EXERCISE INSTRUCTIONS = Search the material below for the string "segment" and list each line that holds it.

RECORDS PROVIDED =
***

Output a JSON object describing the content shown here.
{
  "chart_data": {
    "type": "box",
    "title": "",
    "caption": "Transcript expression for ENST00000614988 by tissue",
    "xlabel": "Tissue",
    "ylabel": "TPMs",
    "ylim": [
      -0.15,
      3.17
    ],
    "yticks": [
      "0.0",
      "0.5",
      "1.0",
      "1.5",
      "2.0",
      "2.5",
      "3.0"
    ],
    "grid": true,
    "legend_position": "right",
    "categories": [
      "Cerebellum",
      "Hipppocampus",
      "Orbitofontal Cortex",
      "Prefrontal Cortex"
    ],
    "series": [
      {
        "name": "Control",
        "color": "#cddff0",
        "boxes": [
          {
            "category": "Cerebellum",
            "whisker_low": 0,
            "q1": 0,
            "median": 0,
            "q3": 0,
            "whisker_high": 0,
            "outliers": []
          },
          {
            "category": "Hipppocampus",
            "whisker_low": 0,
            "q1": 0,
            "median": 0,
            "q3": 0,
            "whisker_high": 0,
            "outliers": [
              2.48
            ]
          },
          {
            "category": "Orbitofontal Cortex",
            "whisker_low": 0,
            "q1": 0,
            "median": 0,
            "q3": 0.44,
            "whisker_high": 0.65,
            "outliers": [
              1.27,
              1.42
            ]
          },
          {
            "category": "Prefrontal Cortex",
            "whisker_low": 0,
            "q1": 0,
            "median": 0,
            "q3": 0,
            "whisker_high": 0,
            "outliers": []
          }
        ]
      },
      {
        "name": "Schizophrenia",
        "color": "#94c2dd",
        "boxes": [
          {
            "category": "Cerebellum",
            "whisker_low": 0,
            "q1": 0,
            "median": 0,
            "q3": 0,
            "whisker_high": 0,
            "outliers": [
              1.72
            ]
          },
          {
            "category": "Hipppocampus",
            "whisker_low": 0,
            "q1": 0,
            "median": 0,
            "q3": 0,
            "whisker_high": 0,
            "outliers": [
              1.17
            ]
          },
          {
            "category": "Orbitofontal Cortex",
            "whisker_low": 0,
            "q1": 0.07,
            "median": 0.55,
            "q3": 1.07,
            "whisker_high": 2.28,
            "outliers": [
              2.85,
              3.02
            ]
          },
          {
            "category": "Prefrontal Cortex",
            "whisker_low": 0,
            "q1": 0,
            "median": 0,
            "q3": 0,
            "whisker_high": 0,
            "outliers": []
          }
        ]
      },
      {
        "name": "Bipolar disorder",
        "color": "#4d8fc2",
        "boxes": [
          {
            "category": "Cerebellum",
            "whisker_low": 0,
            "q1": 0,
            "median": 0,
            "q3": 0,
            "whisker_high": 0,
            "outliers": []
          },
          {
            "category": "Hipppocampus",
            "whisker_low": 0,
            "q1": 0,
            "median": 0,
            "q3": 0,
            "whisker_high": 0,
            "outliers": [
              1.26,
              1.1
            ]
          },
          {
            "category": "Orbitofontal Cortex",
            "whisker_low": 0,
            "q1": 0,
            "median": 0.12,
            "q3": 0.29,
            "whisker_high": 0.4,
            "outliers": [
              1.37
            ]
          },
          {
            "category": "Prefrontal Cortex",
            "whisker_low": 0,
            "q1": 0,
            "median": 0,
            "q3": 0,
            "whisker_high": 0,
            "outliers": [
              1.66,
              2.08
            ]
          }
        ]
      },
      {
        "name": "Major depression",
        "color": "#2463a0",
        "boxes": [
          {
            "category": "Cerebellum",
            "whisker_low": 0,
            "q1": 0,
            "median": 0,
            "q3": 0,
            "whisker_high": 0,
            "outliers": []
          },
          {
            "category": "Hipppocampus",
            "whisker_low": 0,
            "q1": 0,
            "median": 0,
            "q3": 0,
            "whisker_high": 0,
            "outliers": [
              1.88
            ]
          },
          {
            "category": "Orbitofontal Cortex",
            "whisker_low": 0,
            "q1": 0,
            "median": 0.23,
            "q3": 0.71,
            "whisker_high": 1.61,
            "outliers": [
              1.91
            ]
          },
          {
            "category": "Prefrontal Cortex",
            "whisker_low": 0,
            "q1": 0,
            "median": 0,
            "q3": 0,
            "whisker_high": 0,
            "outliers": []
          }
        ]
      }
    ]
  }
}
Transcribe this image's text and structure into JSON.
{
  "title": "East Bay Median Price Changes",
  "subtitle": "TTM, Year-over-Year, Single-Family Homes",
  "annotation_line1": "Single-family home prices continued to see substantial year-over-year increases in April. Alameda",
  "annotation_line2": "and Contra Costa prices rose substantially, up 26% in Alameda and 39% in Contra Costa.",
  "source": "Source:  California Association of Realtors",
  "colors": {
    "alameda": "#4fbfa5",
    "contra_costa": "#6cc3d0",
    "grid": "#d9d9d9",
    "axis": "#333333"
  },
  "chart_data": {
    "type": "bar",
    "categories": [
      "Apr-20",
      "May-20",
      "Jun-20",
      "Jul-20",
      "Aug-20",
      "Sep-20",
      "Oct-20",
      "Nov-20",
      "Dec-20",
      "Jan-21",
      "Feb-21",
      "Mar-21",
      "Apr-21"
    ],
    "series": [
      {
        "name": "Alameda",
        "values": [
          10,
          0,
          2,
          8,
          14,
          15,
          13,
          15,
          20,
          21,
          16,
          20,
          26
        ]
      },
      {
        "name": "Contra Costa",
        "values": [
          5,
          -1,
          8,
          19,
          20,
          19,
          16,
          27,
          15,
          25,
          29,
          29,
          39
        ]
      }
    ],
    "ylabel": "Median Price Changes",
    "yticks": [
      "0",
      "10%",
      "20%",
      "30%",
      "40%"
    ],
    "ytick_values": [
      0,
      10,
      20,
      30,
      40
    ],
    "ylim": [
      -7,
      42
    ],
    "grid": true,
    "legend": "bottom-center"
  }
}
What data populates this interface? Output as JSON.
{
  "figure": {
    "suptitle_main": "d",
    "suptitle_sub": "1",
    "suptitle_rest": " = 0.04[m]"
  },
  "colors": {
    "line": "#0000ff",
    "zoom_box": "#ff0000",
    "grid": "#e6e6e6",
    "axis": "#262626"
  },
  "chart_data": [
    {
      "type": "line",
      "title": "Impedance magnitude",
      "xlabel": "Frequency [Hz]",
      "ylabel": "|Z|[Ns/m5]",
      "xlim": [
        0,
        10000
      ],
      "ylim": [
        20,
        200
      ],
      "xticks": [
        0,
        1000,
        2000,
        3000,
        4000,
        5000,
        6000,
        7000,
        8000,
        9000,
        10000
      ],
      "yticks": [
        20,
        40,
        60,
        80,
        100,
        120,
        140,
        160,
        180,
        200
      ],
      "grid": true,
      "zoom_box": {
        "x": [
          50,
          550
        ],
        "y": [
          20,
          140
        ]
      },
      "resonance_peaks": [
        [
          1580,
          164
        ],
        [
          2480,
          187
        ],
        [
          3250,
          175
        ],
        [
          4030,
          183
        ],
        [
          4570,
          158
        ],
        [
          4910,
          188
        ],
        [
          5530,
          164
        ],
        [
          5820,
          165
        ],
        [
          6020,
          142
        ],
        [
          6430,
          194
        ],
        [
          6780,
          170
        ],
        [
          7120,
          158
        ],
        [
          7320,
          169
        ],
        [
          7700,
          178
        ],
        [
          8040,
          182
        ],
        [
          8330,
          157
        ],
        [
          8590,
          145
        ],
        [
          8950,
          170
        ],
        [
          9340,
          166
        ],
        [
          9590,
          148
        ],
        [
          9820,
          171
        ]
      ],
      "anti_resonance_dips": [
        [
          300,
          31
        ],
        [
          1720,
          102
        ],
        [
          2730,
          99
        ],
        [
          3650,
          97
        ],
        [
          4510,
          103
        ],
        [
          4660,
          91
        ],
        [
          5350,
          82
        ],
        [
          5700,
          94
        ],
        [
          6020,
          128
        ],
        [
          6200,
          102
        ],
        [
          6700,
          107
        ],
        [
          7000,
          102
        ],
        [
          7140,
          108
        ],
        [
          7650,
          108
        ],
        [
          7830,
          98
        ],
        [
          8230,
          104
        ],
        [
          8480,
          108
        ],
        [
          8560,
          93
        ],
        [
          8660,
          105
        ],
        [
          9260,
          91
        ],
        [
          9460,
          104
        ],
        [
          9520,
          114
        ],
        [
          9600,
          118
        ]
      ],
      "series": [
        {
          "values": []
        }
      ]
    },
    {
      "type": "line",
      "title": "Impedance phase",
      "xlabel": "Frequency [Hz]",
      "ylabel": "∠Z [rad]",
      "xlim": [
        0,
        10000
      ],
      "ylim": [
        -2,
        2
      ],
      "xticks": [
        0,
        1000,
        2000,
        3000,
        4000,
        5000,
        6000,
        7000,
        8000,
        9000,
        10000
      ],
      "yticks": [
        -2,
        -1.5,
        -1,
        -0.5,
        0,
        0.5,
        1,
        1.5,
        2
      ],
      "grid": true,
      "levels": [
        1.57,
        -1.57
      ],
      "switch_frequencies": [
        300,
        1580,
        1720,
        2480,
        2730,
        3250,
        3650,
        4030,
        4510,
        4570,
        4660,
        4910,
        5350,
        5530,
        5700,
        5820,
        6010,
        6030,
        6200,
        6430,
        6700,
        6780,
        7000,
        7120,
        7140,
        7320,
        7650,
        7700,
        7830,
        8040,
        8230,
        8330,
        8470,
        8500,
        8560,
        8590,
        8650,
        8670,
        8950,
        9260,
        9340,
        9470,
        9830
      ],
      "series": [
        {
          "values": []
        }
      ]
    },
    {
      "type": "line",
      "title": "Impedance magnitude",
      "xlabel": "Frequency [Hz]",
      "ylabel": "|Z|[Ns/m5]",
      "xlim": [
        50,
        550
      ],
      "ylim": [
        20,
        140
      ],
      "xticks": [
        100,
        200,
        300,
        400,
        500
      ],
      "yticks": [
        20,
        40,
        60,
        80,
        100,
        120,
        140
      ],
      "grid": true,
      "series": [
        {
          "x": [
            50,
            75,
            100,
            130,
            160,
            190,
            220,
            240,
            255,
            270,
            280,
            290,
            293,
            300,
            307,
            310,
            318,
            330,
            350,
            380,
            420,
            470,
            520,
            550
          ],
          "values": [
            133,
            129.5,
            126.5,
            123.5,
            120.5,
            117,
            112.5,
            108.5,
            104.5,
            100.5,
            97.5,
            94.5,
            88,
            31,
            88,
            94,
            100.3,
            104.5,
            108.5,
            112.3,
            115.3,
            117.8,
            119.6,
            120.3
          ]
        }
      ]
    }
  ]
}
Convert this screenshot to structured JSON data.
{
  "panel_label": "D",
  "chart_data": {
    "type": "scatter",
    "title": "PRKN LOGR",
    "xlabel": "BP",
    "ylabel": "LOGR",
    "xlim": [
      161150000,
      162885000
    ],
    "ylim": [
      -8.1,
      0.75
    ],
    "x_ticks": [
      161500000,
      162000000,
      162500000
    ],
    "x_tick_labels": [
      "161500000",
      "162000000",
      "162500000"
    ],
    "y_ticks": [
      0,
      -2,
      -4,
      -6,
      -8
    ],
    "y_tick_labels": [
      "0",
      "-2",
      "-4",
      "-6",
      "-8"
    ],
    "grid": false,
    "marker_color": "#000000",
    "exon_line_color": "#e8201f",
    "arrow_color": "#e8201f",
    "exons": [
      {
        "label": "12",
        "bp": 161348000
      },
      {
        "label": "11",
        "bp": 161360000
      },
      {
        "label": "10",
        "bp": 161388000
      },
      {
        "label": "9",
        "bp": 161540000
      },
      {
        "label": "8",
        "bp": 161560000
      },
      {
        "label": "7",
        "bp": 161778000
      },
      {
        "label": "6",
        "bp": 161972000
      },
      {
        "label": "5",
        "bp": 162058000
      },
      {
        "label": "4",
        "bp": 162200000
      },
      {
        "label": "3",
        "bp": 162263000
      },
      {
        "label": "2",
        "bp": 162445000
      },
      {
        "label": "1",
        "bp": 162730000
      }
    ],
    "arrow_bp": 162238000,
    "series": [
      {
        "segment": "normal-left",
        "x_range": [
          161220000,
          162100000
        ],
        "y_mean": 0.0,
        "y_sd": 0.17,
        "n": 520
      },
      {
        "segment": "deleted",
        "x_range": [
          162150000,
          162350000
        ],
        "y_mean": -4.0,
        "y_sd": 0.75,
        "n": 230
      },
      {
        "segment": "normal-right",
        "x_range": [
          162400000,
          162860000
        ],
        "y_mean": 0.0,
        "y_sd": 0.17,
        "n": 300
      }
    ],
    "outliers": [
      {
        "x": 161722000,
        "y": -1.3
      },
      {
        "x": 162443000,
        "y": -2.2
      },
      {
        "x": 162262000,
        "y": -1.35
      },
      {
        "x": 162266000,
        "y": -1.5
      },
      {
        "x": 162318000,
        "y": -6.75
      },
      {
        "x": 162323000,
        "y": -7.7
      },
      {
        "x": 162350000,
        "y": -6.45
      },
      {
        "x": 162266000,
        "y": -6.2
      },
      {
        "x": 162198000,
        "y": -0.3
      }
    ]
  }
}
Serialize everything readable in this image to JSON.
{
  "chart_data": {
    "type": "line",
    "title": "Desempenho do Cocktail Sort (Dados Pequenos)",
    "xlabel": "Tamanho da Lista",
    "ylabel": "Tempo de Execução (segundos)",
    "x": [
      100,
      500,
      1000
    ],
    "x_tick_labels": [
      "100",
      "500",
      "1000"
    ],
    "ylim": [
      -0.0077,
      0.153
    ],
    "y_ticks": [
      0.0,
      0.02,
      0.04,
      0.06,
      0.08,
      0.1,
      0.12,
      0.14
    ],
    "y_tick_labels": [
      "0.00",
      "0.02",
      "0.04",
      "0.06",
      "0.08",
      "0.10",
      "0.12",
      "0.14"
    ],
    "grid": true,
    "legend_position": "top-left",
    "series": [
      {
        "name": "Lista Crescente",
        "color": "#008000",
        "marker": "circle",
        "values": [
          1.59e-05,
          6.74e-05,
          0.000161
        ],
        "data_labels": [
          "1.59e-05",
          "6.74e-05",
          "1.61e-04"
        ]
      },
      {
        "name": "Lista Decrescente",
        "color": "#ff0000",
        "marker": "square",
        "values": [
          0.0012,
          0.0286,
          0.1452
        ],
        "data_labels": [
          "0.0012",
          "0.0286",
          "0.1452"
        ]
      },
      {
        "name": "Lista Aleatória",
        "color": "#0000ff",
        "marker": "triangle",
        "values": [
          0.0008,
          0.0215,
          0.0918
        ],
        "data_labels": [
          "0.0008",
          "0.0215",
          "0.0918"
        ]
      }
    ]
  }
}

***

ANSWER BELOW =
        "segment": "normal-left",
        "segment": "deleted",
        "segment": "normal-right",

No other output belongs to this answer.